Only the pictures are to be left out; please reproduce everything else in the data exactly.
(Supplied material)
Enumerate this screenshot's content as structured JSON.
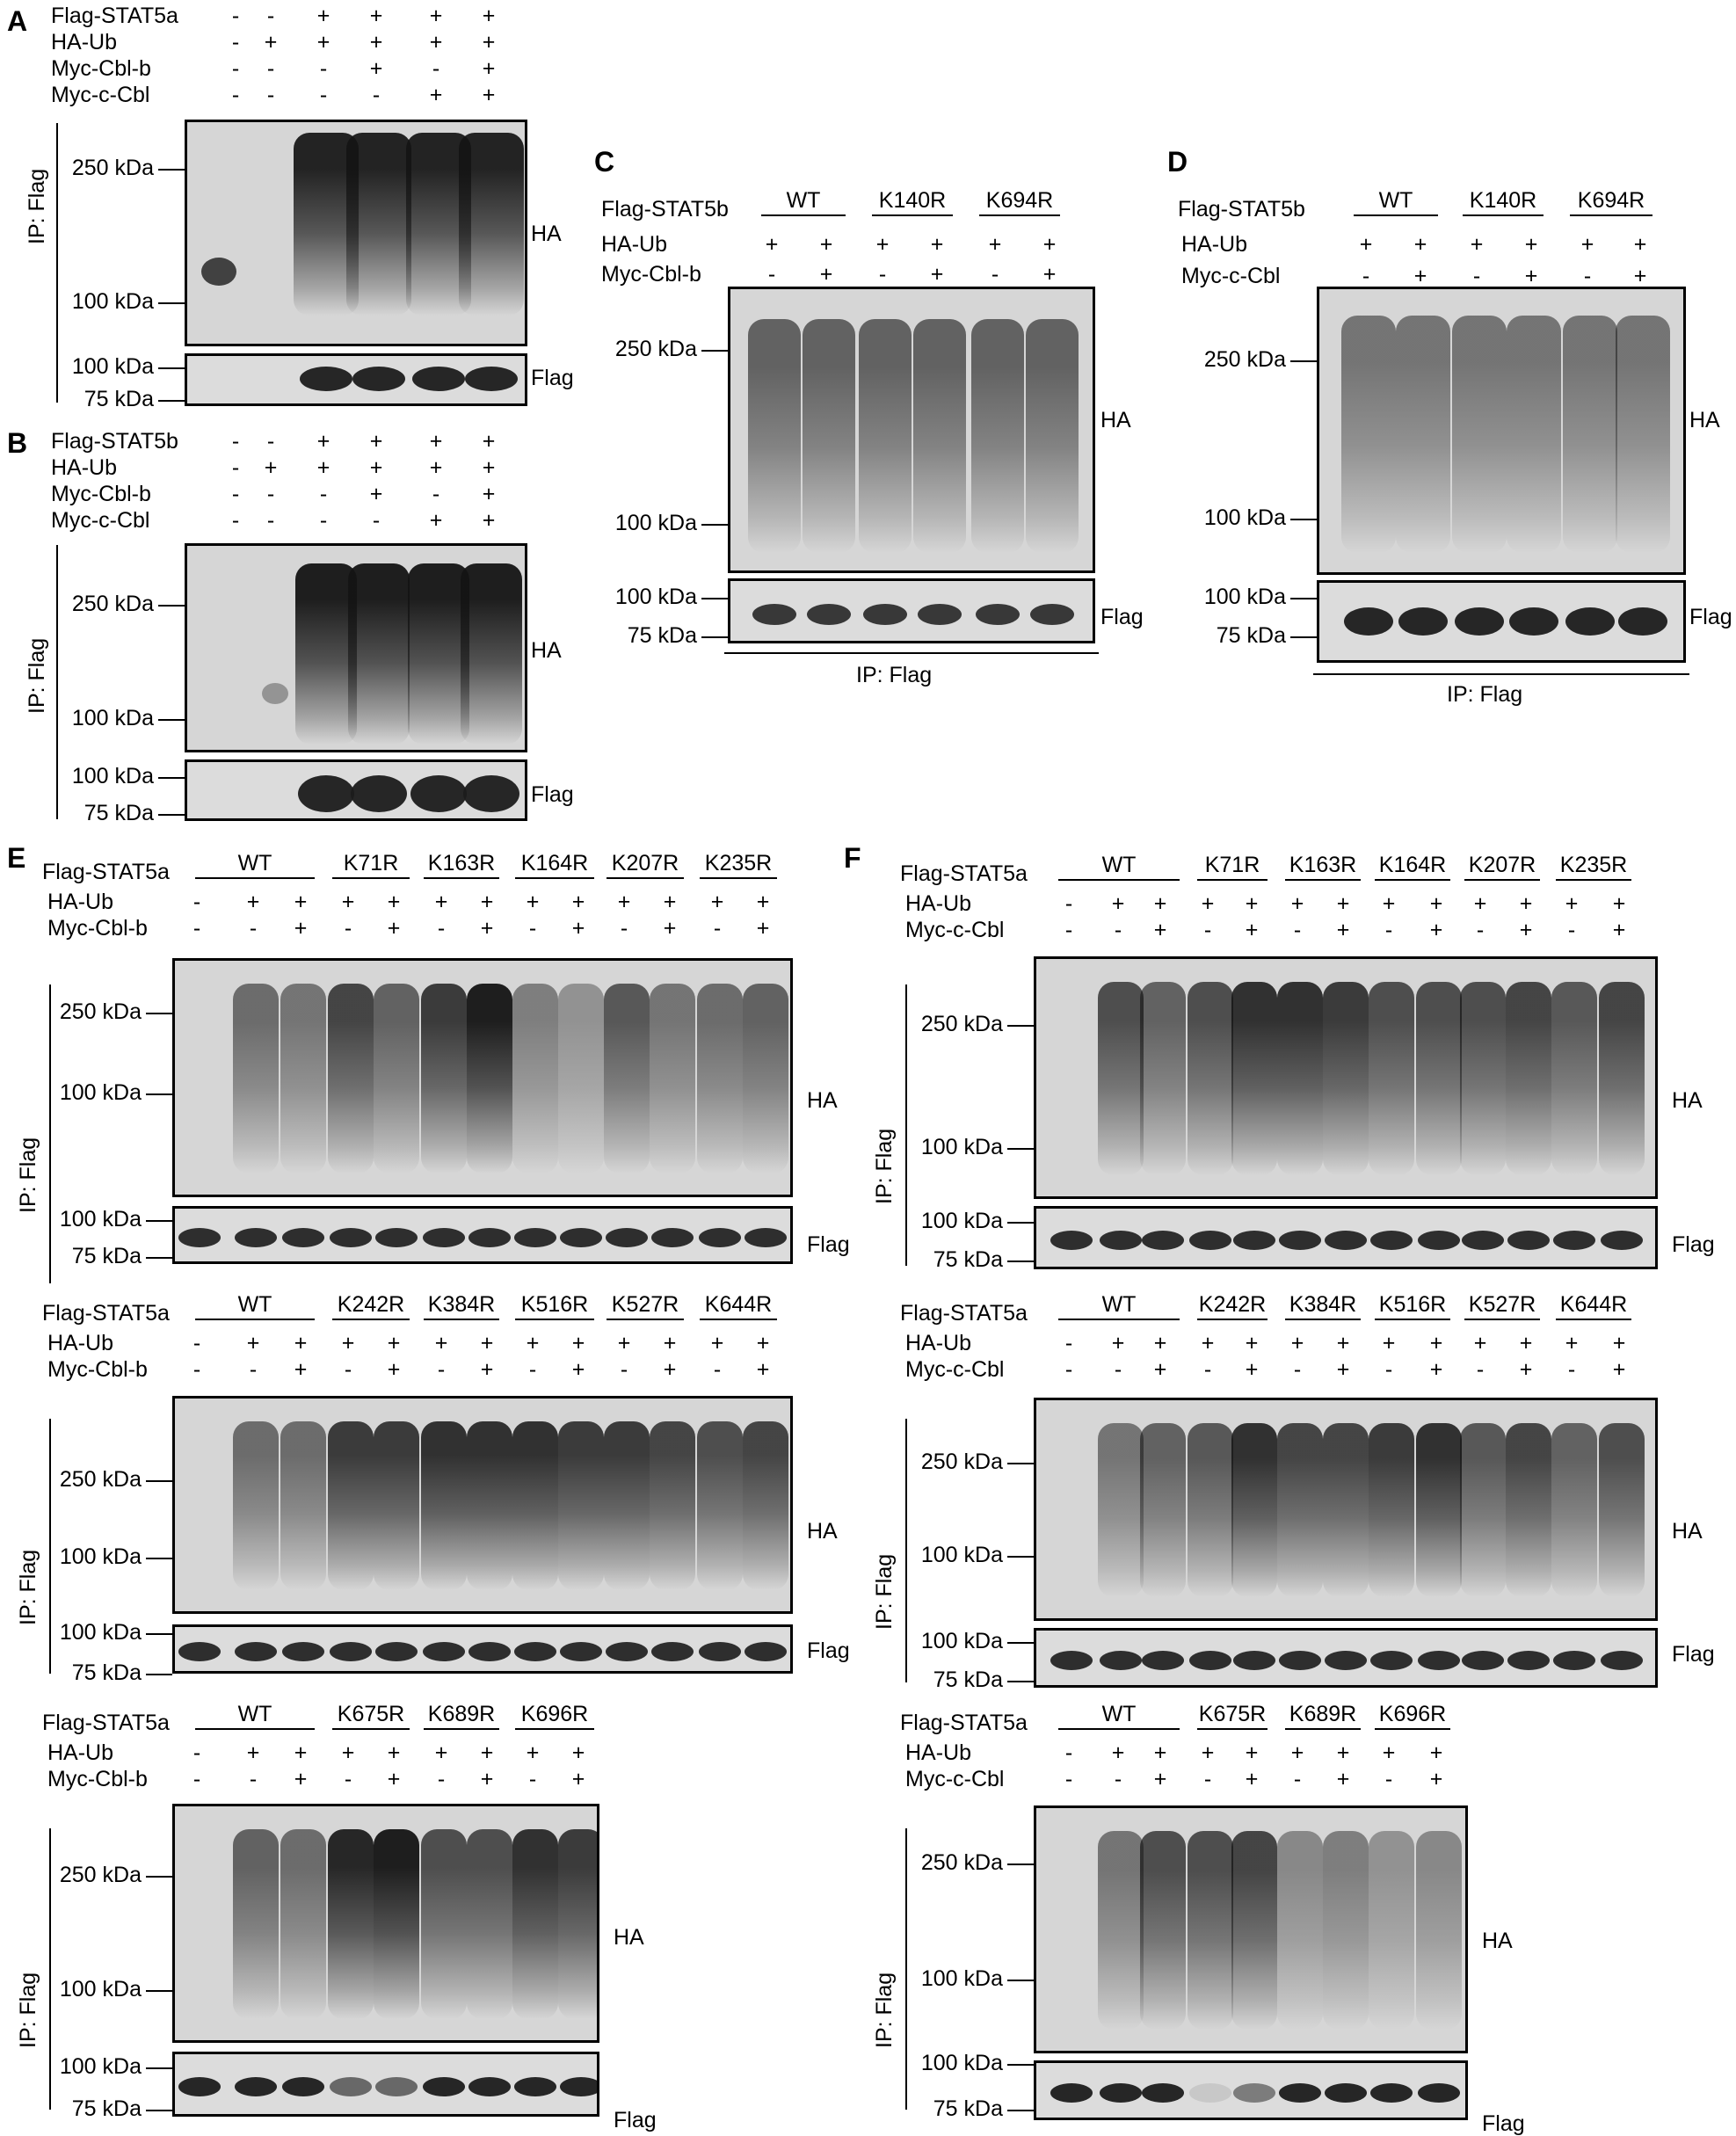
{
  "panels": {
    "A": "A",
    "B": "B",
    "C": "C",
    "D": "D",
    "E": "E",
    "F": "F"
  },
  "rows": {
    "flag_stat5a": "Flag-STAT5a",
    "flag_stat5b": "Flag-STAT5b",
    "ha_ub": "HA-Ub",
    "myc_cblb": "Myc-Cbl-b",
    "myc_ccbl": "Myc-c-Cbl"
  },
  "markers": {
    "kda250": "250 kDa",
    "kda100": "100 kDa",
    "kda75": "75 kDa"
  },
  "antibodies": {
    "ha": "HA",
    "flag": "Flag",
    "ip_flag": "IP: Flag"
  },
  "signs": {
    "plus": "+",
    "minus": "-"
  },
  "groups": {
    "wt": "WT",
    "k140r": "K140R",
    "k694r": "K694R",
    "k71r": "K71R",
    "k163r": "K163R",
    "k164r": "K164R",
    "k207r": "K207R",
    "k235r": "K235R",
    "k242r": "K242R",
    "k384r": "K384R",
    "k516r": "K516R",
    "k527r": "K527R",
    "k644r": "K644R",
    "k675r": "K675R",
    "k689r": "K689R",
    "k696r": "K696R"
  },
  "panelAB_pattern": {
    "flag": [
      "-",
      "-",
      "+",
      "+",
      "+",
      "+"
    ],
    "ha": [
      "-",
      "+",
      "+",
      "+",
      "+",
      "+"
    ],
    "cblb": [
      "-",
      "-",
      "-",
      "+",
      "-",
      "+"
    ],
    "ccbl": [
      "-",
      "-",
      "-",
      "-",
      "+",
      "+"
    ]
  },
  "panelCD_pattern": {
    "ha": [
      "+",
      "+",
      "+",
      "+",
      "+",
      "+"
    ],
    "e3": [
      "-",
      "+",
      "-",
      "+",
      "-",
      "+"
    ]
  },
  "panelEF_pattern": {
    "ha": [
      "-",
      "+",
      "+",
      "+",
      "+",
      "+",
      "+",
      "+",
      "+",
      "+",
      "+",
      "+",
      "+"
    ],
    "e3": [
      "-",
      "-",
      "+",
      "-",
      "+",
      "-",
      "+",
      "-",
      "+",
      "-",
      "+",
      "-",
      "+"
    ]
  }
}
(End Supplied material)
-- Reply to the exercise --
Enumerate this screenshot's content as structured JSON.
{
  "panels": {
    "A": "A",
    "B": "B",
    "C": "C",
    "D": "D",
    "E": "E",
    "F": "F"
  },
  "rows": {
    "flag_stat5a": "Flag-STAT5a",
    "flag_stat5b": "Flag-STAT5b",
    "ha_ub": "HA-Ub",
    "myc_cblb": "Myc-Cbl-b",
    "myc_ccbl": "Myc-c-Cbl"
  },
  "markers": {
    "kda250": "250 kDa",
    "kda100": "100 kDa",
    "kda75": "75 kDa"
  },
  "antibodies": {
    "ha": "HA",
    "flag": "Flag",
    "ip_flag": "IP: Flag"
  },
  "signs": {
    "plus": "+",
    "minus": "-"
  },
  "groups": {
    "wt": "WT",
    "k140r": "K140R",
    "k694r": "K694R",
    "k71r": "K71R",
    "k163r": "K163R",
    "k164r": "K164R",
    "k207r": "K207R",
    "k235r": "K235R",
    "k242r": "K242R",
    "k384r": "K384R",
    "k516r": "K516R",
    "k527r": "K527R",
    "k644r": "K644R",
    "k675r": "K675R",
    "k689r": "K689R",
    "k696r": "K696R"
  },
  "panelAB_pattern": {
    "flag": [
      "-",
      "-",
      "+",
      "+",
      "+",
      "+"
    ],
    "ha": [
      "-",
      "+",
      "+",
      "+",
      "+",
      "+"
    ],
    "cblb": [
      "-",
      "-",
      "-",
      "+",
      "-",
      "+"
    ],
    "ccbl": [
      "-",
      "-",
      "-",
      "-",
      "+",
      "+"
    ]
  },
  "panelCD_pattern": {
    "ha": [
      "+",
      "+",
      "+",
      "+",
      "+",
      "+"
    ],
    "e3": [
      "-",
      "+",
      "-",
      "+",
      "-",
      "+"
    ]
  },
  "panelEF_pattern": {
    "ha": [
      "-",
      "+",
      "+",
      "+",
      "+",
      "+",
      "+",
      "+",
      "+",
      "+",
      "+",
      "+",
      "+"
    ],
    "e3": [
      "-",
      "-",
      "+",
      "-",
      "+",
      "-",
      "+",
      "-",
      "+",
      "-",
      "+",
      "-",
      "+"
    ]
  }
}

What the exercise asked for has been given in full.